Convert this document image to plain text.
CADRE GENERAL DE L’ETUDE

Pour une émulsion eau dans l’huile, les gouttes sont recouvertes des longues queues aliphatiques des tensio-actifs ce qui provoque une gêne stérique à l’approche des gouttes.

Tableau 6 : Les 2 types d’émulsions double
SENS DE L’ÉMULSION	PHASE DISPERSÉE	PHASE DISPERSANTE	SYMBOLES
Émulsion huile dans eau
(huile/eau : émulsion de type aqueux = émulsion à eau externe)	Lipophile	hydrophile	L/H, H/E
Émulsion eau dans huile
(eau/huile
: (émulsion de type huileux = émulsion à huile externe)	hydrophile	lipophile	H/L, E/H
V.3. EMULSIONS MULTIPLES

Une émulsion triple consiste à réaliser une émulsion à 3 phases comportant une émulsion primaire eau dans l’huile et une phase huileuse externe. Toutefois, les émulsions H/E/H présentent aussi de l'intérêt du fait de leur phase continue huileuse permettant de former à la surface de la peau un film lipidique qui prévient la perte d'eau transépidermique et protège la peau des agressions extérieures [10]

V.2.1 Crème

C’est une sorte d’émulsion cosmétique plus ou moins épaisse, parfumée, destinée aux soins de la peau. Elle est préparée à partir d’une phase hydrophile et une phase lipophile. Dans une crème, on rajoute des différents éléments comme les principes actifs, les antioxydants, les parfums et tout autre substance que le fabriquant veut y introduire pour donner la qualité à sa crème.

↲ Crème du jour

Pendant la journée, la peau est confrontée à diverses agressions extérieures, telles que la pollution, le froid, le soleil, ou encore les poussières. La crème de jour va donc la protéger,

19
....................
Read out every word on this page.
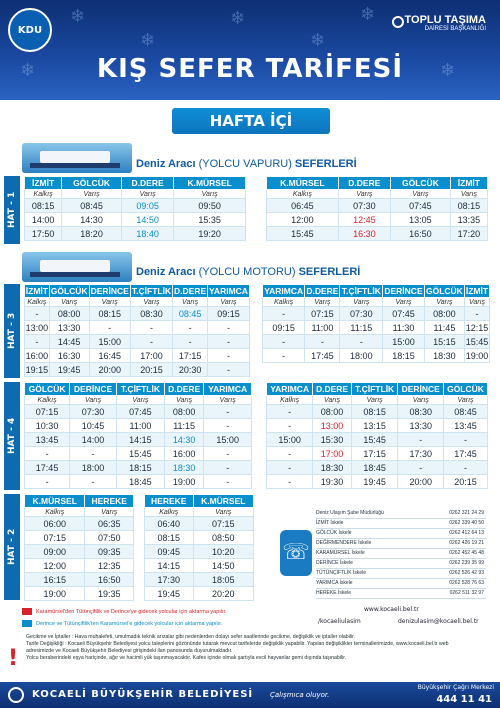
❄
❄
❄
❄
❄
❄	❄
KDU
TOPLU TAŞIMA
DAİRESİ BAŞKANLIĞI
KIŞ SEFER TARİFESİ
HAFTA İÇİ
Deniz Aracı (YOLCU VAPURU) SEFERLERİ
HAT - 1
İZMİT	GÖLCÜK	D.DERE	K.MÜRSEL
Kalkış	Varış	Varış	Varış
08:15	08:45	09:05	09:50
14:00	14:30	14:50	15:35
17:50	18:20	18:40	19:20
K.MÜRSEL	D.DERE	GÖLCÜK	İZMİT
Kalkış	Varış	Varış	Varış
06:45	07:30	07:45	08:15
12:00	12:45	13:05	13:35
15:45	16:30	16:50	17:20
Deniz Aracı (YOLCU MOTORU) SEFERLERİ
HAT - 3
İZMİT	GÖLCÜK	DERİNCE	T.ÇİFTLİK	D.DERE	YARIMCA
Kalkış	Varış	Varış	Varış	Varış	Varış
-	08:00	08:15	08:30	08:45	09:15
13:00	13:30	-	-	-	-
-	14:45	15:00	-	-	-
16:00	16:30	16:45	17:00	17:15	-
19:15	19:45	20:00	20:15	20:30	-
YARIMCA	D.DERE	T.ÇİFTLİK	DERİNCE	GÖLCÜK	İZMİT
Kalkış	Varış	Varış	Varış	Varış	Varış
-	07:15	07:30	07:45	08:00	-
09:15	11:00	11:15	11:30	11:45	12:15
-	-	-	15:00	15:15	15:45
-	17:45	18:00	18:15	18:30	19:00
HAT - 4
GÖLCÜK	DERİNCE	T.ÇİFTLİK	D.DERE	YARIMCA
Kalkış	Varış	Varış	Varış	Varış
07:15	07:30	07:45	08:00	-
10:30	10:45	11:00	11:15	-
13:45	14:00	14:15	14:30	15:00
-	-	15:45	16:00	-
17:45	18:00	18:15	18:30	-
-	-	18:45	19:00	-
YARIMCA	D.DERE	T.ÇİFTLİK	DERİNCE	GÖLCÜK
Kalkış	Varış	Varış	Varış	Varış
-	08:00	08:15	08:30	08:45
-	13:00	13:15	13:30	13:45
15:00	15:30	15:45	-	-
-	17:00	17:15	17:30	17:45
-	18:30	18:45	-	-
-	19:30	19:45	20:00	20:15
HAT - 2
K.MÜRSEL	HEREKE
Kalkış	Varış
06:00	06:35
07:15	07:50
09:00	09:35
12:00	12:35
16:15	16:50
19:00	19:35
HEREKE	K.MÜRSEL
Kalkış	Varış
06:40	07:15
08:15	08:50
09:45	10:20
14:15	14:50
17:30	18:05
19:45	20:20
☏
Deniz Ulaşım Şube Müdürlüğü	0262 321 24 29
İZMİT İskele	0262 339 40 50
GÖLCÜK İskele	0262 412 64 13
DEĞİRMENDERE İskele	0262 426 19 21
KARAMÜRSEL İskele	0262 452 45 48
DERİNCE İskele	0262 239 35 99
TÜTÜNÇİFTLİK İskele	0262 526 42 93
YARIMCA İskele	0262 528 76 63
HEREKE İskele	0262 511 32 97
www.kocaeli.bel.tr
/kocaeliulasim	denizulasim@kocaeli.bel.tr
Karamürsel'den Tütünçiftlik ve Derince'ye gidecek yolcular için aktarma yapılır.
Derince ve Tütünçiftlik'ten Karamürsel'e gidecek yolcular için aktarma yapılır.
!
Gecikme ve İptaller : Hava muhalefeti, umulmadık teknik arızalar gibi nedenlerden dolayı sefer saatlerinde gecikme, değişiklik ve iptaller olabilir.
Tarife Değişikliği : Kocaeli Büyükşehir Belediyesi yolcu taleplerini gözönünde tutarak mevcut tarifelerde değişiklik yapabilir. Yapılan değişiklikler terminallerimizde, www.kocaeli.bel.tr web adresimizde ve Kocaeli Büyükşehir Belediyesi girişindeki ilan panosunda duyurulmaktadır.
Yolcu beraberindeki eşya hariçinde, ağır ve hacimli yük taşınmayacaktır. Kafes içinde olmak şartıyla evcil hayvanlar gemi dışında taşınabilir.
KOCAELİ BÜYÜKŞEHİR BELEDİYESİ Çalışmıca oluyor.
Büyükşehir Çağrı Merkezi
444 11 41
....................
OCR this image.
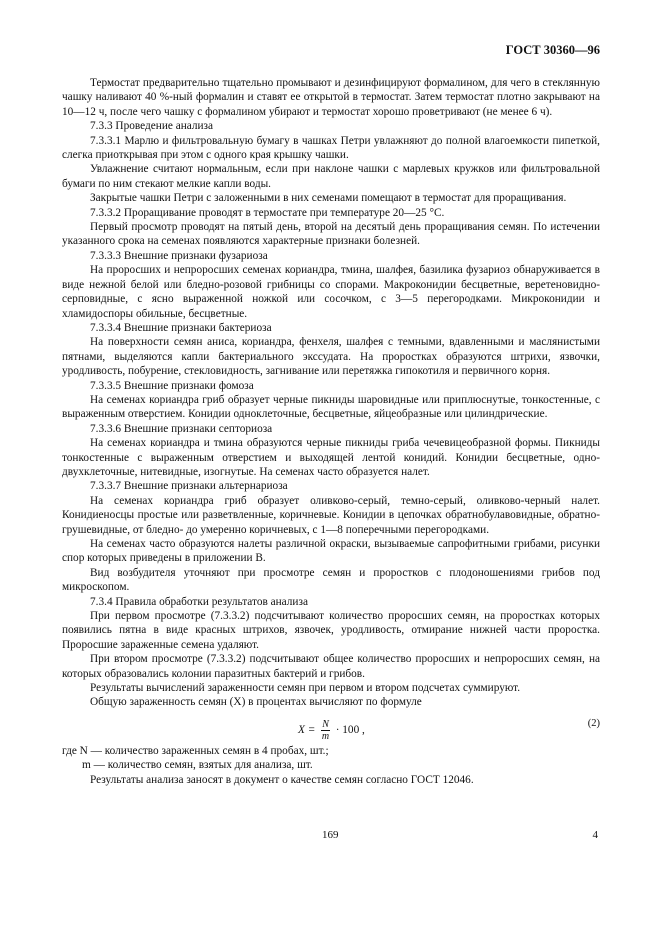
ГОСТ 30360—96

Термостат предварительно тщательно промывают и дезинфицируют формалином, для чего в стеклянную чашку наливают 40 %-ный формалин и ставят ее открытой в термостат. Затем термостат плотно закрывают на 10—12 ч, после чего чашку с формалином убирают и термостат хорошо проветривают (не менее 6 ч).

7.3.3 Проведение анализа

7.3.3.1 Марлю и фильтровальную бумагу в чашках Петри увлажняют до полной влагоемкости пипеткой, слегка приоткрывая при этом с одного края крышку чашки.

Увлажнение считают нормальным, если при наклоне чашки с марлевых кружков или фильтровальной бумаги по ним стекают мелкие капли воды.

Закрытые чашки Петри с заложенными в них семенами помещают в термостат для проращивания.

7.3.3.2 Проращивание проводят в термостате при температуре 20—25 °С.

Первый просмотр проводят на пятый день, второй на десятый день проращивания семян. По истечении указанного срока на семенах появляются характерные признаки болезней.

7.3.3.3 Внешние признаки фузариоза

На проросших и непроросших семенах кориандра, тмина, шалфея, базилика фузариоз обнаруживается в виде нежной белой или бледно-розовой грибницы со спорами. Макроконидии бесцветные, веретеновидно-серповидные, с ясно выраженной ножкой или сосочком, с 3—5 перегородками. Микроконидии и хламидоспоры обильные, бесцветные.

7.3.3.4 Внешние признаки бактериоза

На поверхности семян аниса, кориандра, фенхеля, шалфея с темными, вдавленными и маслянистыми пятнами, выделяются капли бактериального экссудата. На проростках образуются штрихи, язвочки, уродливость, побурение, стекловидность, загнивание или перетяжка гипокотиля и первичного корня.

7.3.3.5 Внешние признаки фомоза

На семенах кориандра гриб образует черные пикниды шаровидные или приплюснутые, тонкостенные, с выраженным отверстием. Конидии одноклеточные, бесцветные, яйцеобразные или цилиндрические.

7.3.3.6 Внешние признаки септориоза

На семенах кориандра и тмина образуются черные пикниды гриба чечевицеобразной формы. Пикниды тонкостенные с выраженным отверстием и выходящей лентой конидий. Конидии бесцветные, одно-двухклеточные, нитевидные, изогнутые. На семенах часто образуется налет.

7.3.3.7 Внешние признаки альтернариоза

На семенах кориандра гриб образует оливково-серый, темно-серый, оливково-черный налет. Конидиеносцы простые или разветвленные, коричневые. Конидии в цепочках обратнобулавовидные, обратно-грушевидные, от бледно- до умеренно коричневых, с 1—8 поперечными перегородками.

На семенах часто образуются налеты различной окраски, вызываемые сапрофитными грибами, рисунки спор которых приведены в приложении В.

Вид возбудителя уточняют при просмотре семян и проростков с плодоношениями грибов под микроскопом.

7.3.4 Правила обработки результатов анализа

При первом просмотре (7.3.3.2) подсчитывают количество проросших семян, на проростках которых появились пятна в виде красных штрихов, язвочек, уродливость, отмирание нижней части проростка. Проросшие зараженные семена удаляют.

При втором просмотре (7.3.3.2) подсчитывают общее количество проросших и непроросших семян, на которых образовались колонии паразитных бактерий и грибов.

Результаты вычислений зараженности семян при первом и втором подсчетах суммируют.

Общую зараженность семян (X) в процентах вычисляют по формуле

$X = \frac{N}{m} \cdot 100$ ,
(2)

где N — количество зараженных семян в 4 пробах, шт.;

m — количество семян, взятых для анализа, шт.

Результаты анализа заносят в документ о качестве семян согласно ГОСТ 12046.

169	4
....................
→ **TASK DESCRIPTION**
Isolate the lines that hold the word "GÖLCÜK" and copy all of them.

→ **WORKED SOLUTION**
İZMİT	GÖLCÜK	D.DERE	K.MÜRSEL
K.MÜRSEL	D.DERE	GÖLCÜK	İZMİT
İZMİT	GÖLCÜK	DERİNCE	T.ÇİFTLİK	D.DERE	YARIMCA
YARIMCA	D.DERE	T.ÇİFTLİK	DERİNCE	GÖLCÜK	İZMİT
GÖLCÜK	DERİNCE	T.ÇİFTLİK	D.DERE	YARIMCA
YARIMCA	D.DERE	T.ÇİFTLİK	DERİNCE	GÖLCÜK
GÖLCÜK İskele	0262 412 64 13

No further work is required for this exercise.